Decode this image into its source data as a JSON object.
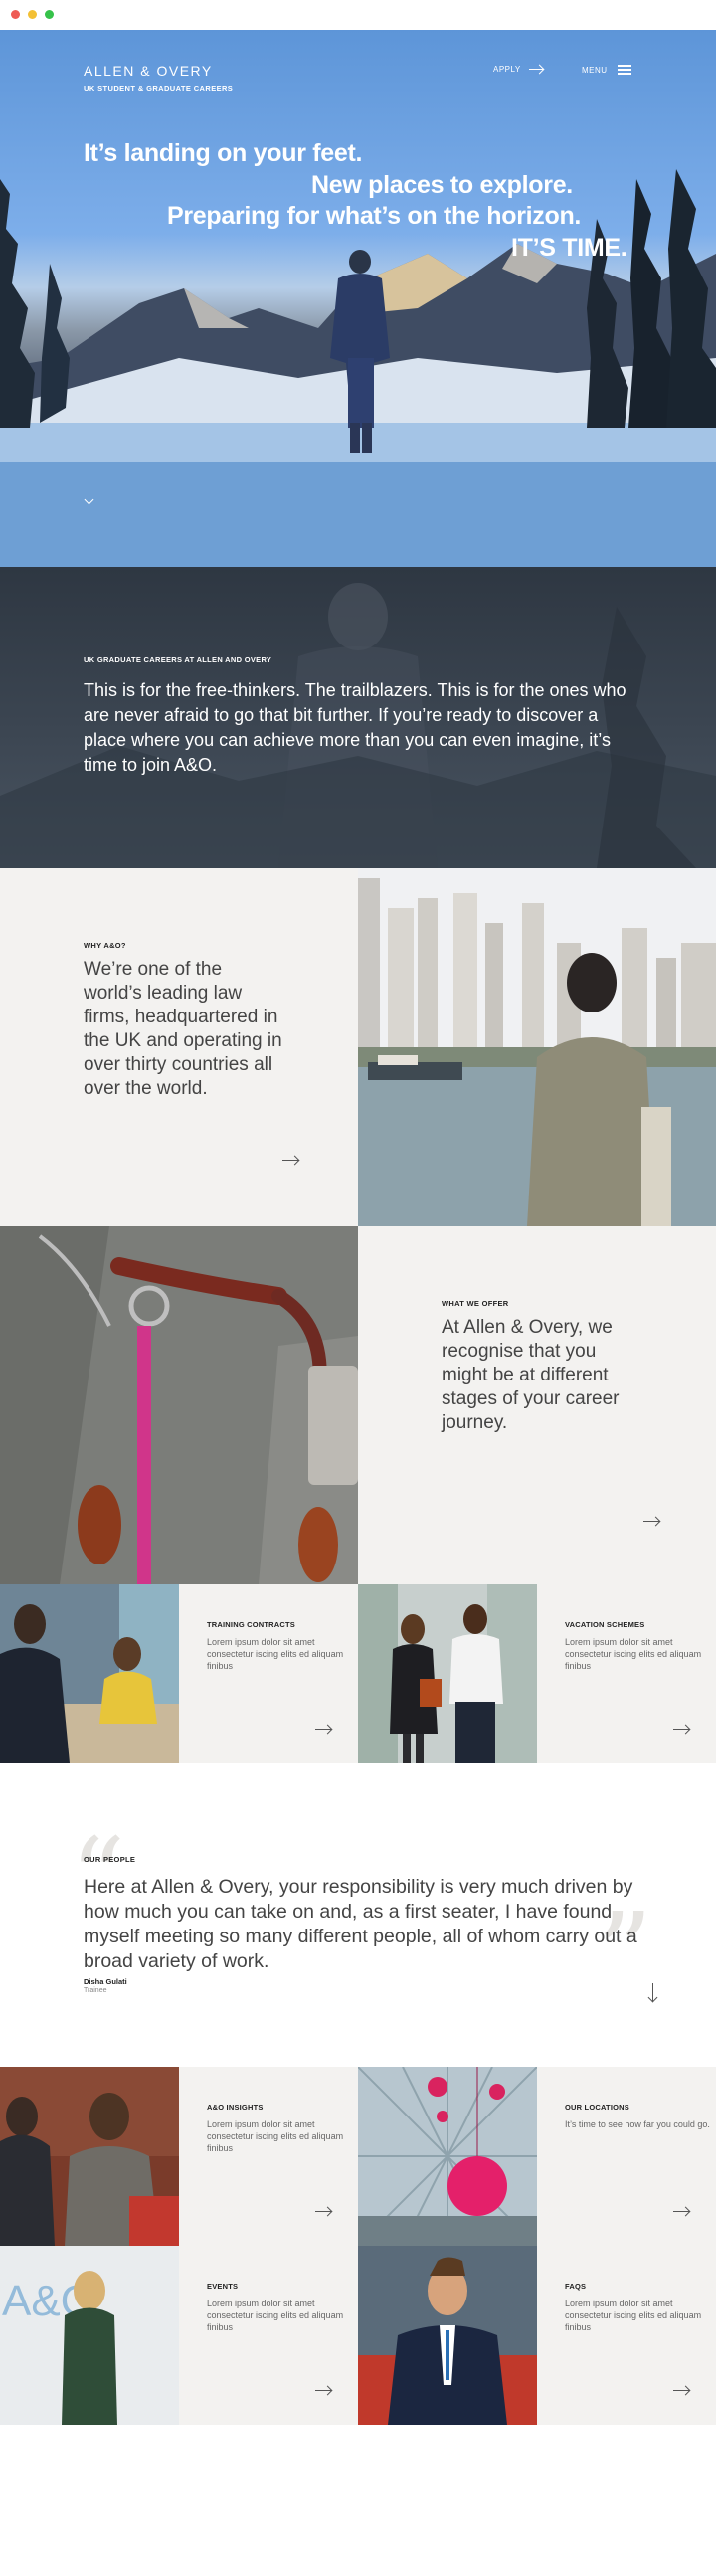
{
  "brand": {
    "name": "ALLEN & OVERY",
    "subtitle": "UK STUDENT & GRADUATE CAREERS"
  },
  "nav": {
    "apply_label": "APPLY",
    "menu_label": "MENU"
  },
  "hero": {
    "lines": [
      "It’s landing on your feet.",
      "New places to explore.",
      "Preparing for what’s on the horizon.",
      "IT’S TIME."
    ]
  },
  "intro": {
    "eyebrow": "UK GRADUATE CAREERS AT ALLEN AND OVERY",
    "text": "This is for the free-thinkers. The trailblazers. This is for the ones who are never afraid to go that bit further. If you’re ready to discover a place where you can achieve more than you can even imagine, it’s time to join A&O."
  },
  "why": {
    "eyebrow": "WHY A&O?",
    "text": "We’re one of the world’s leading law firms, headquartered in the UK and operating in over thirty countries all over the world."
  },
  "offer": {
    "eyebrow": "WHAT WE OFFER",
    "text": "At Allen & Overy, we recognise that you might be at different stages of your career journey."
  },
  "cards_row1": [
    {
      "title": "TRAINING CONTRACTS",
      "body": "Lorem ipsum dolor sit amet consectetur iscing elits ed aliquam finibus"
    },
    {
      "title": "VACATION SCHEMES",
      "body": "Lorem ipsum dolor sit amet consectetur iscing elits ed aliquam finibus"
    }
  ],
  "people": {
    "eyebrow": "OUR PEOPLE",
    "quote": "Here at Allen & Overy, your responsibility is very much driven by how much you can take on and, as a first seater, I have found myself meeting so many different people, all of whom carry out a broad variety of work.",
    "name": "Disha Gulati",
    "role": "Trainee"
  },
  "cards_row2": [
    {
      "title": "A&O INSIGHTS",
      "body": "Lorem ipsum dolor sit amet consectetur iscing elits ed aliquam finibus"
    },
    {
      "title": "OUR LOCATIONS",
      "body": "It’s time to see how far you could go."
    }
  ],
  "cards_row3": [
    {
      "title": "EVENTS",
      "body": "Lorem ipsum dolor sit amet consectetur iscing elits ed aliquam finibus"
    },
    {
      "title": "FAQS",
      "body": "Lorem ipsum dolor sit amet consectetur iscing elits ed aliquam finibus"
    }
  ],
  "colors": {
    "hero_sky": "#6fa3e0",
    "dark_panel": "#3a434f",
    "light_panel": "#f3f2f0",
    "quote_mark": "#e6e4e1"
  }
}
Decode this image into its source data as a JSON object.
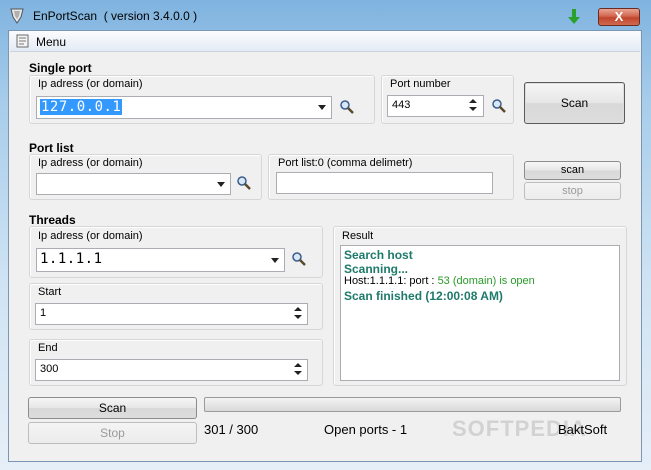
{
  "window": {
    "title": "EnPortScan  ( version 3.4.0.0 )",
    "close_glyph": "X"
  },
  "menu": {
    "label": "Menu"
  },
  "single_port": {
    "group_label": "Single port",
    "ip_label": "Ip adress (or domain)",
    "ip_value": "127.0.0.1",
    "port_label": "Port number",
    "port_value": "443",
    "scan_label": "Scan"
  },
  "port_list": {
    "group_label": "Port list",
    "ip_label": "Ip adress (or domain)",
    "ip_value": "",
    "ports_label": "Port list:0  (comma delimetr)",
    "ports_value": "",
    "scan_label": "scan",
    "stop_label": "stop"
  },
  "threads": {
    "group_label": "Threads",
    "ip_label": "Ip adress (or domain)",
    "ip_value": "1.1.1.1",
    "start_label": "Start",
    "start_value": "1",
    "end_label": "End",
    "end_value": "300",
    "result_label": "Result",
    "result_lines": {
      "l1": "Search host",
      "l2": "Scanning...",
      "l3_prefix": "Host:1.1.1.1: port : ",
      "l3_highlight": "53 (domain)  is open",
      "l4": "Scan finished (12:00:08 AM)"
    },
    "scan_label": "Scan",
    "stop_label": "Stop"
  },
  "status": {
    "progress_count": "301 / 300",
    "open_ports": "Open ports - 1",
    "brand": "BaktSoft",
    "progress_fraction": 0
  },
  "watermark": "SOFTPEDIA",
  "colors": {
    "result_green": "#1e7a6a",
    "open_port_green": "#2a9a2a",
    "selection_blue": "#3399ff"
  }
}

=-=-=

_TO DO_
Every entry should be returned exactly as written, minus the pictures.

_OUTPUT OF THE EXERCISE_
Decode this image into its source data as a JSON object.
{
  "brand": {
    "name": "ALLEN & OVERY",
    "subtitle": "UK STUDENT & GRADUATE CAREERS"
  },
  "nav": {
    "apply_label": "APPLY",
    "menu_label": "MENU"
  },
  "hero": {
    "lines": [
      "It’s landing on your feet.",
      "New places to explore.",
      "Preparing for what’s on the horizon.",
      "IT’S TIME."
    ]
  },
  "intro": {
    "eyebrow": "UK GRADUATE CAREERS AT ALLEN AND OVERY",
    "text": "This is for the free-thinkers. The trailblazers. This is for the ones who are never afraid to go that bit further. If you’re ready to discover a place where you can achieve more than you can even imagine, it’s time to join A&O."
  },
  "why": {
    "eyebrow": "WHY A&O?",
    "text": "We’re one of the world’s leading law firms, headquartered in the UK and operating in over thirty countries all over the world."
  },
  "offer": {
    "eyebrow": "WHAT WE OFFER",
    "text": "At Allen & Overy, we recognise that you might be at different stages of your career journey."
  },
  "cards_row1": [
    {
      "title": "TRAINING CONTRACTS",
      "body": "Lorem ipsum dolor sit amet consectetur iscing elits ed aliquam finibus"
    },
    {
      "title": "VACATION SCHEMES",
      "body": "Lorem ipsum dolor sit amet consectetur iscing elits ed aliquam finibus"
    }
  ],
  "people": {
    "eyebrow": "OUR PEOPLE",
    "quote": "Here at Allen & Overy, your responsibility is very much driven by how much you can take on and, as a first seater, I have found myself meeting so many different people, all of whom carry out a broad variety of work.",
    "name": "Disha Gulati",
    "role": "Trainee"
  },
  "cards_row2": [
    {
      "title": "A&O INSIGHTS",
      "body": "Lorem ipsum dolor sit amet consectetur iscing elits ed aliquam finibus"
    },
    {
      "title": "OUR LOCATIONS",
      "body": "It’s time to see how far you could go."
    }
  ],
  "cards_row3": [
    {
      "title": "EVENTS",
      "body": "Lorem ipsum dolor sit amet consectetur iscing elits ed aliquam finibus"
    },
    {
      "title": "FAQS",
      "body": "Lorem ipsum dolor sit amet consectetur iscing elits ed aliquam finibus"
    }
  ],
  "colors": {
    "hero_sky": "#6fa3e0",
    "dark_panel": "#3a434f",
    "light_panel": "#f3f2f0",
    "quote_mark": "#e6e4e1"
  }
}
Decode this image into its source data as a JSON object.
{
  "window": {
    "title": "EnPortScan  ( version 3.4.0.0 )",
    "close_glyph": "X"
  },
  "menu": {
    "label": "Menu"
  },
  "single_port": {
    "group_label": "Single port",
    "ip_label": "Ip adress (or domain)",
    "ip_value": "127.0.0.1",
    "port_label": "Port number",
    "port_value": "443",
    "scan_label": "Scan"
  },
  "port_list": {
    "group_label": "Port list",
    "ip_label": "Ip adress (or domain)",
    "ip_value": "",
    "ports_label": "Port list:0  (comma delimetr)",
    "ports_value": "",
    "scan_label": "scan",
    "stop_label": "stop"
  },
  "threads": {
    "group_label": "Threads",
    "ip_label": "Ip adress (or domain)",
    "ip_value": "1.1.1.1",
    "start_label": "Start",
    "start_value": "1",
    "end_label": "End",
    "end_value": "300",
    "result_label": "Result",
    "result_lines": {
      "l1": "Search host",
      "l2": "Scanning...",
      "l3_prefix": "Host:1.1.1.1: port : ",
      "l3_highlight": "53 (domain)  is open",
      "l4": "Scan finished (12:00:08 AM)"
    },
    "scan_label": "Scan",
    "stop_label": "Stop"
  },
  "status": {
    "progress_count": "301 / 300",
    "open_ports": "Open ports - 1",
    "brand": "BaktSoft",
    "progress_fraction": 0
  },
  "watermark": "SOFTPEDIA",
  "colors": {
    "result_green": "#1e7a6a",
    "open_port_green": "#2a9a2a",
    "selection_blue": "#3399ff"
  }
}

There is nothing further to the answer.